Records for the task>
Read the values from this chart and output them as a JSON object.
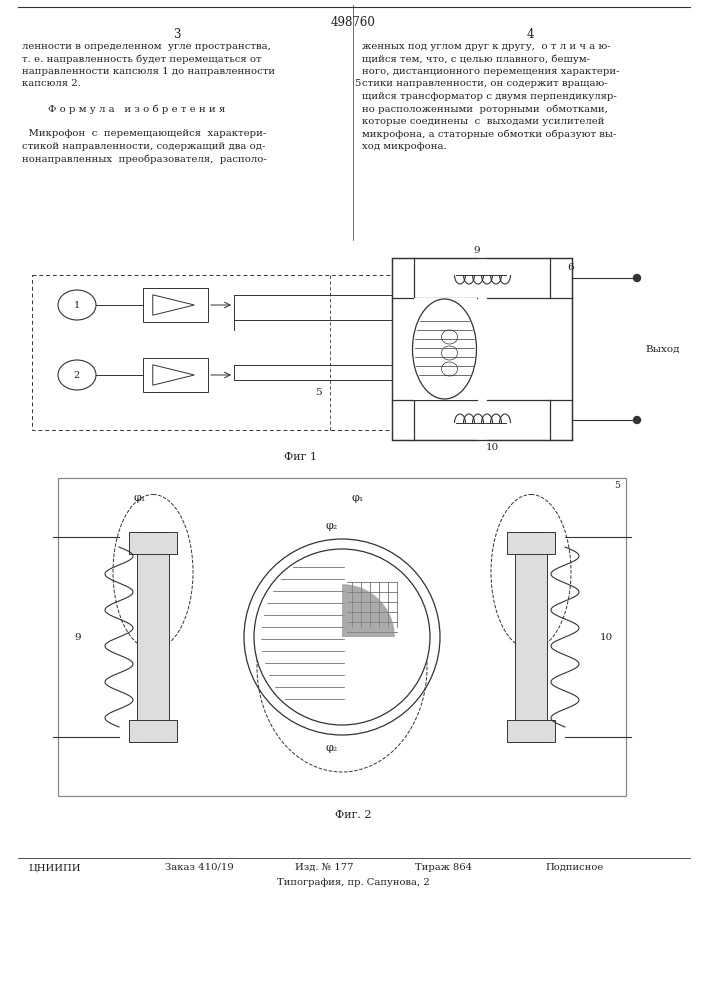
{
  "patent_number": "498760",
  "col1_lines": [
    "ленности в определенном  угле пространства,",
    "т. е. направленность будет перемещаться от",
    "направленности капсюля 1 до направленности",
    "капсюля 2.",
    "",
    "        Ф о р м у л а   и з о б р е т е н и я",
    "",
    "  Микрофон  с  перемещающейся  характери-",
    "стикой направленности, содержащий два од-",
    "нонаправленных  преобразователя,  располо-"
  ],
  "col2_lines": [
    "женных под углом друг к другу,  о т л и ч а ю-",
    "щийся тем, что, с целью плавного, бешум-",
    "ного, дистанционного перемещения характери-",
    "стики направленности, он содержит вращаю-",
    "щийся трансформатор с двумя перпендикуляр-",
    "но расположенными  роторными  обмотками,",
    "которые соединены  с  выходами усилителей",
    "микрофона, а статорные обмотки образуют вы-",
    "ход микрофона."
  ],
  "fig1_caption": "Фиг 1",
  "fig2_caption": "Фиг. 2",
  "footer_left": "ЦНИИПИ",
  "footer_order": "Заказ 410/19",
  "footer_izd": "Изд. № 177",
  "footer_tirazh": "Тираж 864",
  "footer_type": "Подписное",
  "footer_typography": "Типография, пр. Сапунова, 2",
  "bg_color": "#ffffff",
  "text_color": "#222222",
  "line_color": "#333333"
}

What is required> Find the count of lines in the data above where the string "капсюля" occurs. Provide that number alone.

Written reply> 2